- **WHAT YOU NEED TO DO**
Pull out the records from the first line through the line containing "leader-dots: [534, 522, 630, 546]", with both ends included, and reproduce them verbatim.

[START OF RECORDS FOR THIS EXERCISE]

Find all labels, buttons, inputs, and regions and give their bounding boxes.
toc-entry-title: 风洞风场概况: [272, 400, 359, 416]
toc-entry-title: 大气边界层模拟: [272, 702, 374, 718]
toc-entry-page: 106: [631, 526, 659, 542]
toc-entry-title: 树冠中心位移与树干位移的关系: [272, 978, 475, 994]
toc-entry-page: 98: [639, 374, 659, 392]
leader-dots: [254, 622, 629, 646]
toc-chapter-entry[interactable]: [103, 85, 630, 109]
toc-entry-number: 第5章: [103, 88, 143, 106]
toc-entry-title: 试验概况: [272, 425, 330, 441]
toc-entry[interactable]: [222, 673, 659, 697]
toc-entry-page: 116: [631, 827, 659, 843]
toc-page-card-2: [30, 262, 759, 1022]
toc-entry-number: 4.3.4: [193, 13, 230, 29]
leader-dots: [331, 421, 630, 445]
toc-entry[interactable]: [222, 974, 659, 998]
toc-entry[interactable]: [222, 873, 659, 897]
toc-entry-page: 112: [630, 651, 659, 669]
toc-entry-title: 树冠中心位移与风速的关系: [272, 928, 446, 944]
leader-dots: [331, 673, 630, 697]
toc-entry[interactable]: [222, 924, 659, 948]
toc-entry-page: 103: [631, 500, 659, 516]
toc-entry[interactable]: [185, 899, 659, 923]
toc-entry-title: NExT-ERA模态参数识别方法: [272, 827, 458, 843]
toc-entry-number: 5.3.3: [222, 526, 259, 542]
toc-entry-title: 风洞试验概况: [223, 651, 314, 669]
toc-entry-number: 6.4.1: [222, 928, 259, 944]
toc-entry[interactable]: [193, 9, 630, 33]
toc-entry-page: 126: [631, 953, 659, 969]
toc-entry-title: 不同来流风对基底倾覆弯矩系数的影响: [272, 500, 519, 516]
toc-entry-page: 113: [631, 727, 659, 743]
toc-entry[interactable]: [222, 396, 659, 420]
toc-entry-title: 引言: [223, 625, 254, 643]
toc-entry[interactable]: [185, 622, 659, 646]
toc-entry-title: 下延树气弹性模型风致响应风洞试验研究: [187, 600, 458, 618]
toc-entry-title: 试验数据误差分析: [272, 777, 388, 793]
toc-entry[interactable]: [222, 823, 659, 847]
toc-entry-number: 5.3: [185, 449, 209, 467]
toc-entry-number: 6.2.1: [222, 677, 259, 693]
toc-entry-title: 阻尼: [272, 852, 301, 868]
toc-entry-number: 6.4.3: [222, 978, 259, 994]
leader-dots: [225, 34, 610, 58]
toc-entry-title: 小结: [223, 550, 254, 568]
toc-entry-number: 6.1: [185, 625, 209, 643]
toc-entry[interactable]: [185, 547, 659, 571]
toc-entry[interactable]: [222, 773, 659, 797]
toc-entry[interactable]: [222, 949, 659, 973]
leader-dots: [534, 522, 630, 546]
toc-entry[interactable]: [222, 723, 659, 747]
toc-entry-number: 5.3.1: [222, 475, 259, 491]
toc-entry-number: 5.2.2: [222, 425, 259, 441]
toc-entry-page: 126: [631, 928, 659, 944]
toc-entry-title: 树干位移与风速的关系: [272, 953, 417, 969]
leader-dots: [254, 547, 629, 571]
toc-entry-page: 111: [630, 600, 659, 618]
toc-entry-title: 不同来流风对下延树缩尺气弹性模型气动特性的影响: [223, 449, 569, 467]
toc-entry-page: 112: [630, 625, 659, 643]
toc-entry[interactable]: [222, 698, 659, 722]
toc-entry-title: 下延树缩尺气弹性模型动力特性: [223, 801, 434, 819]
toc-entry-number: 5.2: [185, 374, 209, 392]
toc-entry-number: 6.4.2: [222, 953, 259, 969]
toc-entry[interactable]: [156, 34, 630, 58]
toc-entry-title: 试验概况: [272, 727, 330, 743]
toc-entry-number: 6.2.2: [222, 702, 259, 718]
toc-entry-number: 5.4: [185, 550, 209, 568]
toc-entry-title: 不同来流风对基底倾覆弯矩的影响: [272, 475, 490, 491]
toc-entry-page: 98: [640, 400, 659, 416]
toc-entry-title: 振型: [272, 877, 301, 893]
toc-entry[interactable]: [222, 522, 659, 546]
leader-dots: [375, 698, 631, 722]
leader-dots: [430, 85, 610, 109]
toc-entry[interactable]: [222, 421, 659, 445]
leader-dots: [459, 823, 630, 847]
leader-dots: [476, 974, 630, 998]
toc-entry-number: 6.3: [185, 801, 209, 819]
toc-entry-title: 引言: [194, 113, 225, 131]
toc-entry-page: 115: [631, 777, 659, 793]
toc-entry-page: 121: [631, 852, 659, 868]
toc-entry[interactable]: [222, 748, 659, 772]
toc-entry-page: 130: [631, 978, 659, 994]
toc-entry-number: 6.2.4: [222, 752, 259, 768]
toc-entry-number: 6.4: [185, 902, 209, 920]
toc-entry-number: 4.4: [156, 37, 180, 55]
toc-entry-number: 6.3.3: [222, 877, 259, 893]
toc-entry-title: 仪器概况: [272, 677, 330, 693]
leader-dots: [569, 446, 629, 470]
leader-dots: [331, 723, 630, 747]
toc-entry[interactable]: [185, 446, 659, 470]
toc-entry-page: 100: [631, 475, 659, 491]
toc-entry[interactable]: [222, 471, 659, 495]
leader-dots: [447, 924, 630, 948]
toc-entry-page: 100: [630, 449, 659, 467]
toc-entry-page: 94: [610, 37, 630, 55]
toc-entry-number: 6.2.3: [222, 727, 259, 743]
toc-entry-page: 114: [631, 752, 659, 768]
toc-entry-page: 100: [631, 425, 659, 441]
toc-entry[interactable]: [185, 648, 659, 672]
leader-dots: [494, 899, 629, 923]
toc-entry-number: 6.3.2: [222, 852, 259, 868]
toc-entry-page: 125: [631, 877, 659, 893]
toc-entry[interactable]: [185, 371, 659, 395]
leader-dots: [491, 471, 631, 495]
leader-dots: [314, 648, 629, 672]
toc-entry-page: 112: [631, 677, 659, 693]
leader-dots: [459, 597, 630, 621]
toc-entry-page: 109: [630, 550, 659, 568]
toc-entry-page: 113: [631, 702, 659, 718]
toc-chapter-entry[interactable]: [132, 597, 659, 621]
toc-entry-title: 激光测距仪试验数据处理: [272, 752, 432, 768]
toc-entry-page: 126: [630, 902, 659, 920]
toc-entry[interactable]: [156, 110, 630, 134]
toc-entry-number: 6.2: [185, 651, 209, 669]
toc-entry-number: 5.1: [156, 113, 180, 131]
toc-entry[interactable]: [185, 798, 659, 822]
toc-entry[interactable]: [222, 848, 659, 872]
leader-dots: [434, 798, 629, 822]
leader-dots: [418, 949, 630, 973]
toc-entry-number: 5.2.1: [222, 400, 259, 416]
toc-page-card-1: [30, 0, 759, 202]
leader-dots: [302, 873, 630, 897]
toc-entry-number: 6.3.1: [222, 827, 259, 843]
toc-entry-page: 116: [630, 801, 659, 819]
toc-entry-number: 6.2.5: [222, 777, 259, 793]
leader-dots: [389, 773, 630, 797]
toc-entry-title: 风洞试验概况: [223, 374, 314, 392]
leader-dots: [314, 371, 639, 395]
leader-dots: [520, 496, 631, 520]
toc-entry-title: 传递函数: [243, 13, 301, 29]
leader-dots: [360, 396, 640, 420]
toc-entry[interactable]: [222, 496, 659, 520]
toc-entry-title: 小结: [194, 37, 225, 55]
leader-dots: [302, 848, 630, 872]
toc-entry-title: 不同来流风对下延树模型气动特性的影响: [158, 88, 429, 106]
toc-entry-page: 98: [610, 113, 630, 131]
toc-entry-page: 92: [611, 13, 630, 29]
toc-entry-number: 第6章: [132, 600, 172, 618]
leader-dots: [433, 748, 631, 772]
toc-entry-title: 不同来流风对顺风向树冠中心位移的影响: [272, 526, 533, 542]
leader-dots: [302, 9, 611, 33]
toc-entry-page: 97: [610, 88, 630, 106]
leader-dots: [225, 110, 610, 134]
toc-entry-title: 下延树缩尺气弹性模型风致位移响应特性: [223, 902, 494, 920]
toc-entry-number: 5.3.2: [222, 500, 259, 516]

[END OF RECORDS FOR THIS EXERCISE]

- **SOLVED EXERCISE**
Find all labels, buttons, inputs, and regions and give their bounding boxes.
toc-entry-title: 风洞风场概况: [272, 400, 359, 416]
toc-entry-title: 大气边界层模拟: [272, 702, 374, 718]
toc-entry-page: 106: [631, 526, 659, 542]
toc-entry-title: 树冠中心位移与树干位移的关系: [272, 978, 475, 994]
toc-entry-page: 98: [639, 374, 659, 392]
leader-dots: [254, 622, 629, 646]
toc-chapter-entry[interactable]: [103, 85, 630, 109]
toc-entry-number: 第5章: [103, 88, 143, 106]
toc-entry-title: 试验概况: [272, 425, 330, 441]
toc-entry[interactable]: [222, 673, 659, 697]
toc-entry-page: 116: [631, 827, 659, 843]
toc-page-card-2: [30, 262, 759, 1022]
toc-entry-number: 4.3.4: [193, 13, 230, 29]
leader-dots: [331, 421, 630, 445]
toc-entry[interactable]: [222, 974, 659, 998]
toc-entry[interactable]: [222, 873, 659, 897]
toc-entry-page: 112: [630, 651, 659, 669]
toc-entry-title: 树冠中心位移与风速的关系: [272, 928, 446, 944]
leader-dots: [331, 673, 630, 697]
toc-entry[interactable]: [222, 924, 659, 948]
toc-entry-page: 103: [631, 500, 659, 516]
toc-entry[interactable]: [185, 899, 659, 923]
toc-entry-title: NExT-ERA模态参数识别方法: [272, 827, 458, 843]
toc-entry-number: 5.3.3: [222, 526, 259, 542]
toc-entry-title: 风洞试验概况: [223, 651, 314, 669]
toc-entry-number: 6.4.1: [222, 928, 259, 944]
toc-entry[interactable]: [193, 9, 630, 33]
toc-entry-page: 126: [631, 953, 659, 969]
toc-entry-title: 不同来流风对基底倾覆弯矩系数的影响: [272, 500, 519, 516]
toc-entry-page: 113: [631, 727, 659, 743]
toc-entry[interactable]: [222, 396, 659, 420]
toc-entry-title: 引言: [223, 625, 254, 643]
toc-entry[interactable]: [185, 622, 659, 646]
toc-entry-title: 下延树气弹性模型风致响应风洞试验研究: [187, 600, 458, 618]
toc-entry-title: 试验数据误差分析: [272, 777, 388, 793]
toc-entry[interactable]: [222, 823, 659, 847]
toc-entry-number: 5.3: [185, 449, 209, 467]
toc-entry-number: 6.2.1: [222, 677, 259, 693]
toc-entry-title: 阻尼: [272, 852, 301, 868]
toc-entry-number: 6.4.3: [222, 978, 259, 994]
leader-dots: [225, 34, 610, 58]
toc-entry-title: 小结: [223, 550, 254, 568]
toc-entry-number: 6.1: [185, 625, 209, 643]
toc-entry[interactable]: [185, 547, 659, 571]
toc-entry[interactable]: [222, 773, 659, 797]
toc-entry[interactable]: [222, 949, 659, 973]
leader-dots: [534, 522, 630, 546]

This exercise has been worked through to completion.